[A block of data]

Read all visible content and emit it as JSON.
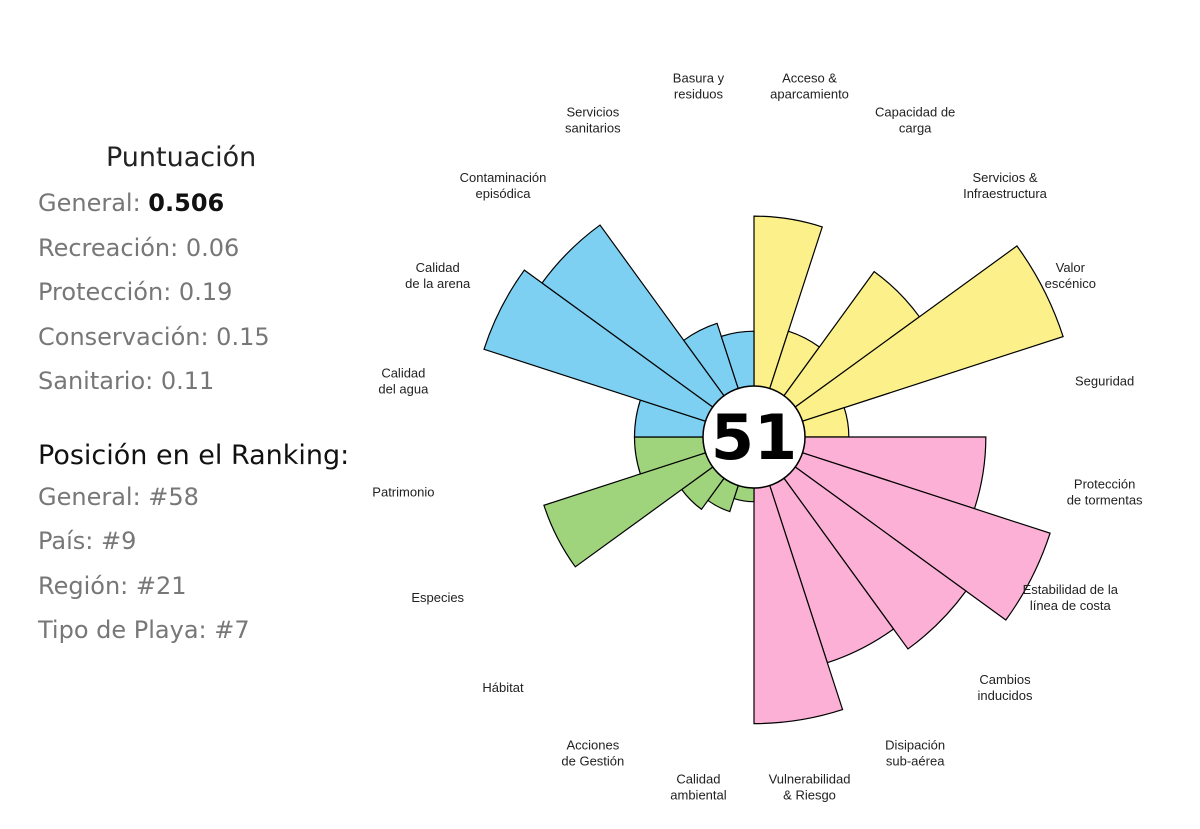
{
  "panel": {
    "score_title": "Puntuación",
    "scores": [
      {
        "label": "General: ",
        "value": "0.506",
        "bold": true
      },
      {
        "label": "Recreación: ",
        "value": "0.06",
        "bold": false
      },
      {
        "label": "Protección: ",
        "value": "0.19",
        "bold": false
      },
      {
        "label": "Conservación: ",
        "value": "0.15",
        "bold": false
      },
      {
        "label": "Sanitario: ",
        "value": "0.11",
        "bold": false
      }
    ],
    "ranking_title": "Posición en el Ranking:",
    "rankings": [
      {
        "label": "General: ",
        "value": "#58"
      },
      {
        "label": "País: ",
        "value": "#9"
      },
      {
        "label": "Región: ",
        "value": "#21"
      },
      {
        "label": "Tipo de Playa: ",
        "value": "#7"
      }
    ]
  },
  "chart_data": {
    "type": "polar-bar",
    "center_value": "51",
    "scale_max": 1.0,
    "groups": [
      {
        "name": "Recreación",
        "color": "#fbf089"
      },
      {
        "name": "Protección",
        "color": "#fcb0d6"
      },
      {
        "name": "Conservación",
        "color": "#9fd47c"
      },
      {
        "name": "Sanitario",
        "color": "#7ed0f2"
      }
    ],
    "categories": [
      {
        "label": [
          "Acceso &",
          "aparcamiento"
        ],
        "group": 0,
        "value": 0.62
      },
      {
        "label": [
          "Capacidad de",
          "carga"
        ],
        "group": 0,
        "value": 0.22
      },
      {
        "label": [
          "Servicios &",
          "Infraestructura"
        ],
        "group": 0,
        "value": 0.56
      },
      {
        "label": [
          "Valor",
          "escénico"
        ],
        "group": 0,
        "value": 1.0
      },
      {
        "label": [
          "Seguridad"
        ],
        "group": 0,
        "value": 0.16
      },
      {
        "label": [
          "Protección",
          "de tormentas"
        ],
        "group": 1,
        "value": 0.66
      },
      {
        "label": [
          "Estabilidad de la",
          "línea de costa"
        ],
        "group": 1,
        "value": 0.95
      },
      {
        "label": [
          "Cambios",
          "inducidos"
        ],
        "group": 1,
        "value": 0.77
      },
      {
        "label": [
          "Disipación",
          "sub-aérea"
        ],
        "group": 1,
        "value": 0.68
      },
      {
        "label": [
          "Vulnerabilidad",
          "& Riesgo"
        ],
        "group": 1,
        "value": 0.86
      },
      {
        "label": [
          "Calidad",
          "ambiental"
        ],
        "group": 2,
        "value": 0.05
      },
      {
        "label": [
          "Acciones",
          "de Gestión"
        ],
        "group": 2,
        "value": 0.1
      },
      {
        "label": [
          "Hábitat"
        ],
        "group": 2,
        "value": 0.14
      },
      {
        "label": [
          "Especies"
        ],
        "group": 2,
        "value": 0.62
      },
      {
        "label": [
          "Patrimonio"
        ],
        "group": 2,
        "value": 0.25
      },
      {
        "label": [
          "Calidad",
          "del agua"
        ],
        "group": 3,
        "value": 0.25
      },
      {
        "label": [
          "Calidad",
          "de la arena"
        ],
        "group": 3,
        "value": 0.85
      },
      {
        "label": [
          "Contaminación",
          "episódica"
        ],
        "group": 3,
        "value": 0.77
      },
      {
        "label": [
          "Servicios",
          "sanitarios"
        ],
        "group": 3,
        "value": 0.25
      },
      {
        "label": [
          "Basura y",
          "residuos"
        ],
        "group": 3,
        "value": 0.2
      }
    ]
  }
}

DO THIS: Write every record out again exactly; no pictures belong in the copy.

TASK SOLUTION:
Read all visible content and emit it as JSON.
{
  "panel": {
    "score_title": "Puntuación",
    "scores": [
      {
        "label": "General: ",
        "value": "0.506",
        "bold": true
      },
      {
        "label": "Recreación: ",
        "value": "0.06",
        "bold": false
      },
      {
        "label": "Protección: ",
        "value": "0.19",
        "bold": false
      },
      {
        "label": "Conservación: ",
        "value": "0.15",
        "bold": false
      },
      {
        "label": "Sanitario: ",
        "value": "0.11",
        "bold": false
      }
    ],
    "ranking_title": "Posición en el Ranking:",
    "rankings": [
      {
        "label": "General: ",
        "value": "#58"
      },
      {
        "label": "País: ",
        "value": "#9"
      },
      {
        "label": "Región: ",
        "value": "#21"
      },
      {
        "label": "Tipo de Playa: ",
        "value": "#7"
      }
    ]
  },
  "chart_data": {
    "type": "polar-bar",
    "center_value": "51",
    "scale_max": 1.0,
    "groups": [
      {
        "name": "Recreación",
        "color": "#fbf089"
      },
      {
        "name": "Protección",
        "color": "#fcb0d6"
      },
      {
        "name": "Conservación",
        "color": "#9fd47c"
      },
      {
        "name": "Sanitario",
        "color": "#7ed0f2"
      }
    ],
    "categories": [
      {
        "label": [
          "Acceso &",
          "aparcamiento"
        ],
        "group": 0,
        "value": 0.62
      },
      {
        "label": [
          "Capacidad de",
          "carga"
        ],
        "group": 0,
        "value": 0.22
      },
      {
        "label": [
          "Servicios &",
          "Infraestructura"
        ],
        "group": 0,
        "value": 0.56
      },
      {
        "label": [
          "Valor",
          "escénico"
        ],
        "group": 0,
        "value": 1.0
      },
      {
        "label": [
          "Seguridad"
        ],
        "group": 0,
        "value": 0.16
      },
      {
        "label": [
          "Protección",
          "de tormentas"
        ],
        "group": 1,
        "value": 0.66
      },
      {
        "label": [
          "Estabilidad de la",
          "línea de costa"
        ],
        "group": 1,
        "value": 0.95
      },
      {
        "label": [
          "Cambios",
          "inducidos"
        ],
        "group": 1,
        "value": 0.77
      },
      {
        "label": [
          "Disipación",
          "sub-aérea"
        ],
        "group": 1,
        "value": 0.68
      },
      {
        "label": [
          "Vulnerabilidad",
          "& Riesgo"
        ],
        "group": 1,
        "value": 0.86
      },
      {
        "label": [
          "Calidad",
          "ambiental"
        ],
        "group": 2,
        "value": 0.05
      },
      {
        "label": [
          "Acciones",
          "de Gestión"
        ],
        "group": 2,
        "value": 0.1
      },
      {
        "label": [
          "Hábitat"
        ],
        "group": 2,
        "value": 0.14
      },
      {
        "label": [
          "Especies"
        ],
        "group": 2,
        "value": 0.62
      },
      {
        "label": [
          "Patrimonio"
        ],
        "group": 2,
        "value": 0.25
      },
      {
        "label": [
          "Calidad",
          "del agua"
        ],
        "group": 3,
        "value": 0.25
      },
      {
        "label": [
          "Calidad",
          "de la arena"
        ],
        "group": 3,
        "value": 0.85
      },
      {
        "label": [
          "Contaminación",
          "episódica"
        ],
        "group": 3,
        "value": 0.77
      },
      {
        "label": [
          "Servicios",
          "sanitarios"
        ],
        "group": 3,
        "value": 0.25
      },
      {
        "label": [
          "Basura y",
          "residuos"
        ],
        "group": 3,
        "value": 0.2
      }
    ]
  }
}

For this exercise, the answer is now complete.